> Exercise instructions:
Copy the items from the line that has "251, 366, 263]" through the line that has "1058, 1717, 1083]", swapping "playlist-menu-icon" for "playlist-options-icon" and leaving everything else the same.
*** Record set
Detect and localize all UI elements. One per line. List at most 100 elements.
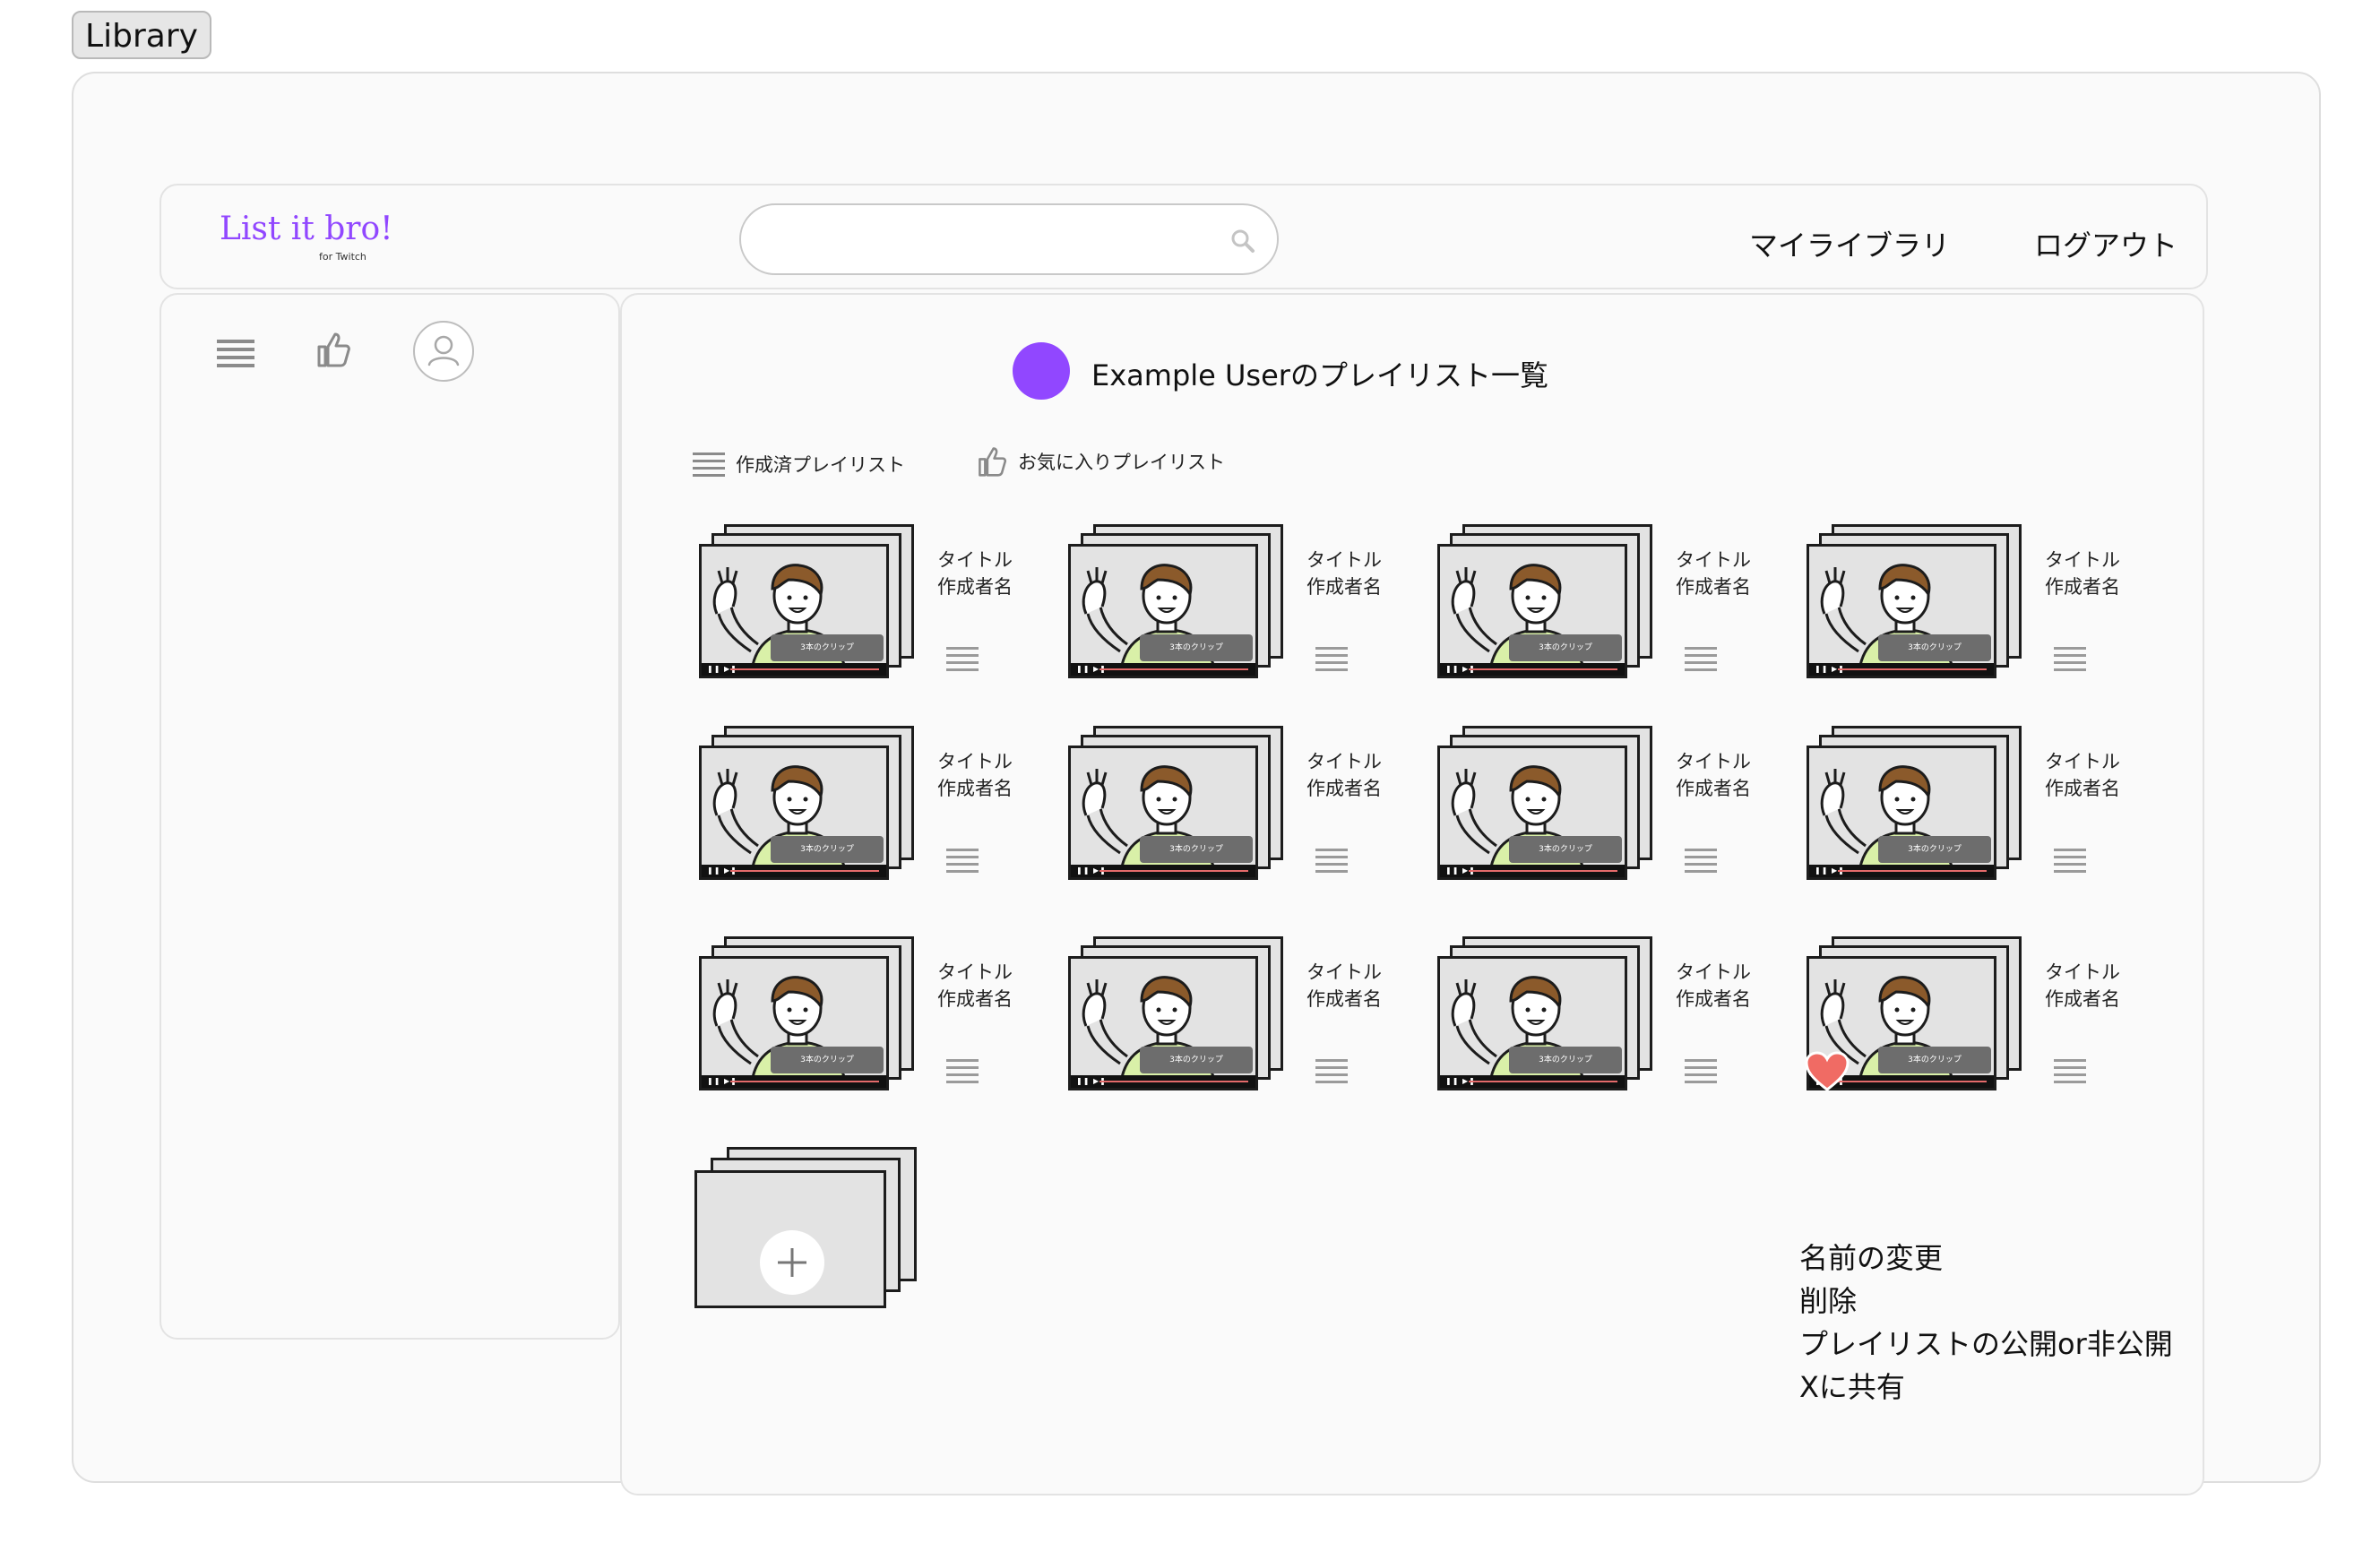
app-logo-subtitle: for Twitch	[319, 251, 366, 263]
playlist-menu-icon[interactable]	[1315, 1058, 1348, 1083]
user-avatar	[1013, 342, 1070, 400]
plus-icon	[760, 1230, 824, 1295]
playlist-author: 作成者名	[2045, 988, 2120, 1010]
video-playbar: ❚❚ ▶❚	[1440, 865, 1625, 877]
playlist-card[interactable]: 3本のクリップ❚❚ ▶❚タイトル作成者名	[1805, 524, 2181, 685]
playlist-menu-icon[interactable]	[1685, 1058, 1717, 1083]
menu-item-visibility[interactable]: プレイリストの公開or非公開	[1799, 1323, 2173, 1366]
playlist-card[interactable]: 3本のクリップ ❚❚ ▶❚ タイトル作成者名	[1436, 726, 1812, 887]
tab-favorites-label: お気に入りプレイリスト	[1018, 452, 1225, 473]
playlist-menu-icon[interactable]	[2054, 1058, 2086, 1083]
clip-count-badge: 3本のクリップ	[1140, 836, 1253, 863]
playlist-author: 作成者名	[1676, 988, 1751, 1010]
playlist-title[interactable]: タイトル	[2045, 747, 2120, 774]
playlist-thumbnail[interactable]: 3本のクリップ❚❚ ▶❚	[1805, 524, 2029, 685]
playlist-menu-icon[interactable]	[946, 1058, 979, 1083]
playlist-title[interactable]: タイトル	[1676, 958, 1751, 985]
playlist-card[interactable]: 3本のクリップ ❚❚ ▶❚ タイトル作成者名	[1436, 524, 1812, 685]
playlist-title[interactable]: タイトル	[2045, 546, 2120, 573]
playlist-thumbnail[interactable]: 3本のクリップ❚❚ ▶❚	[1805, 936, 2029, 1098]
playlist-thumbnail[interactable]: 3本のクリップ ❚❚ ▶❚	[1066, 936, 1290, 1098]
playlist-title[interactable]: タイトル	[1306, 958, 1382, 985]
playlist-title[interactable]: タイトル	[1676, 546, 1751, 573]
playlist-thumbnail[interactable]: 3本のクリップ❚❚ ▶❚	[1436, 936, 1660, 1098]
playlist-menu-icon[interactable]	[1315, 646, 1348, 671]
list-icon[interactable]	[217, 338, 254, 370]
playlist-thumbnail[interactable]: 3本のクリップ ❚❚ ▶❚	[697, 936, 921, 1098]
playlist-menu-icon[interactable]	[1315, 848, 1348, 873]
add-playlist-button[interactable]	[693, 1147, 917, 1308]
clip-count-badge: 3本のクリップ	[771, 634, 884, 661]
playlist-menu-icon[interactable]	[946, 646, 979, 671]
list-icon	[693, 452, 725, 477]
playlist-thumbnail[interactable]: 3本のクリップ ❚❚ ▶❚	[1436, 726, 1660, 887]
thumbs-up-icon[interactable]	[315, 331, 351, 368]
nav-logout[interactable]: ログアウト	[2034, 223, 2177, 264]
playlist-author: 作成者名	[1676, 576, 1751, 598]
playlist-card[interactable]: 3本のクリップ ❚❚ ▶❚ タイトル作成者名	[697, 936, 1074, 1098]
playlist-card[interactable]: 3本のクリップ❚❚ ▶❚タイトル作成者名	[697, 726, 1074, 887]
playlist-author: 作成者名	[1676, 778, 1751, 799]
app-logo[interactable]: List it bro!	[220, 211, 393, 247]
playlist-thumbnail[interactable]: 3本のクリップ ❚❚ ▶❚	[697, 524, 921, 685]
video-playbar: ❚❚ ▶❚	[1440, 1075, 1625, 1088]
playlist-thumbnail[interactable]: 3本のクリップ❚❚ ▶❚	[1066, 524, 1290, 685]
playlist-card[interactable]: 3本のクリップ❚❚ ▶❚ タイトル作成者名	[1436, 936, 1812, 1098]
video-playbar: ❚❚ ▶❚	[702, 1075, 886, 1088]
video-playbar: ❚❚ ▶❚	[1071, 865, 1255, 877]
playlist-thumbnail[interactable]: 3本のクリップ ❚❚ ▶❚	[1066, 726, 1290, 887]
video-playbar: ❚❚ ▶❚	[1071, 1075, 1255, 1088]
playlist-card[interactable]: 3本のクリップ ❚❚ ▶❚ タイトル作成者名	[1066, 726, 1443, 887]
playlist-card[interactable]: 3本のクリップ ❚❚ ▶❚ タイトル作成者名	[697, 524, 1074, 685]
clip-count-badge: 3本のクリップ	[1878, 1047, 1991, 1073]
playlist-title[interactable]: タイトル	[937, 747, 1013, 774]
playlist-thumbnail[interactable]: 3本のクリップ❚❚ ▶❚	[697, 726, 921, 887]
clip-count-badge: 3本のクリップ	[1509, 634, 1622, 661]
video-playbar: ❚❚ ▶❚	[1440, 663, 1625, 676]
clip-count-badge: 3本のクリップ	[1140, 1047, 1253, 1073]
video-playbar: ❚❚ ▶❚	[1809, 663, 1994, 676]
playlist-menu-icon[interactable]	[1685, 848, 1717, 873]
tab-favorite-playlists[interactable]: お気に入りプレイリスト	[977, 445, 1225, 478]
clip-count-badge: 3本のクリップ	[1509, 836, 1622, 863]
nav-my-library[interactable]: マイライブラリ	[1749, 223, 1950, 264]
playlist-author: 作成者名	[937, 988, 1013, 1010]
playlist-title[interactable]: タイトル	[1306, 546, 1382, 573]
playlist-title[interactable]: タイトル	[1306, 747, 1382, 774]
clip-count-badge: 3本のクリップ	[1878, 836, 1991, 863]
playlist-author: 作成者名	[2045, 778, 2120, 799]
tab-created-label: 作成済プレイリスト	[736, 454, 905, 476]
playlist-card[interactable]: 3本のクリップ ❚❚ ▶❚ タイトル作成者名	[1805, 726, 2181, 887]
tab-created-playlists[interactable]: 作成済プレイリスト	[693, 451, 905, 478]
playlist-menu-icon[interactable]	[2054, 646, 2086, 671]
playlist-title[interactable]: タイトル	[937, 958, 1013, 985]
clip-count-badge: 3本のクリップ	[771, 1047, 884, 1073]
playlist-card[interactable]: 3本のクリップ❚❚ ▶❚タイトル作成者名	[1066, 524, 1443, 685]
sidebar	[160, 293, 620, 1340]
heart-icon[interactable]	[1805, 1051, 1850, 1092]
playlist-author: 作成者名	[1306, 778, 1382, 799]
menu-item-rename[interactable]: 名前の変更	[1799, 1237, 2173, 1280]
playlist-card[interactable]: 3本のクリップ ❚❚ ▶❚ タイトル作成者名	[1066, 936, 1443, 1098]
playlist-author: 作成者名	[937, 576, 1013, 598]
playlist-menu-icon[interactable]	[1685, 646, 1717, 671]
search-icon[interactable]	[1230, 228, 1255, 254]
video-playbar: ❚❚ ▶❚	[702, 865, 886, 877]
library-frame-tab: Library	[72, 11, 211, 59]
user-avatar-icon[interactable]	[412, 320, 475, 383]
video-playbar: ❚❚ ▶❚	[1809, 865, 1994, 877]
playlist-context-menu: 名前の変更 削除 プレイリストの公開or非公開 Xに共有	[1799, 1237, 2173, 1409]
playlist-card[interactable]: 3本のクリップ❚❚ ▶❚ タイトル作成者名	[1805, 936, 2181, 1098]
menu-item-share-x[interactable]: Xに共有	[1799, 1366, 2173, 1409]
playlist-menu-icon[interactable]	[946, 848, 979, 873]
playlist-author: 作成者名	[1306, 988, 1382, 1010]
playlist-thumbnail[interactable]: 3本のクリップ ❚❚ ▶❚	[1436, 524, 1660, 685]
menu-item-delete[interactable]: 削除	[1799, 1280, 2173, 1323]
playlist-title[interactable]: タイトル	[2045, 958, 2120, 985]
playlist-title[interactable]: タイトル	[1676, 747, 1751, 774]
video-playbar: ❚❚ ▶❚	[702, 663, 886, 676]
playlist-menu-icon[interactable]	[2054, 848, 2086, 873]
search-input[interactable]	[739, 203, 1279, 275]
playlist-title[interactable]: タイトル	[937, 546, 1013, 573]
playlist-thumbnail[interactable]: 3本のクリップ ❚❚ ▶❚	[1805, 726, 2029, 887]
******
> Written reply:
app-logo-subtitle: for Twitch	[319, 251, 366, 263]
playlist-options-icon[interactable]	[1315, 1058, 1348, 1083]
user-avatar	[1013, 342, 1070, 400]
plus-icon	[760, 1230, 824, 1295]
playlist-author: 作成者名	[2045, 988, 2120, 1010]
video-playbar: ❚❚ ▶❚	[1440, 865, 1625, 877]
playlist-card[interactable]: 3本のクリップ❚❚ ▶❚タイトル作成者名	[1805, 524, 2181, 685]
playlist-options-icon[interactable]	[1685, 1058, 1717, 1083]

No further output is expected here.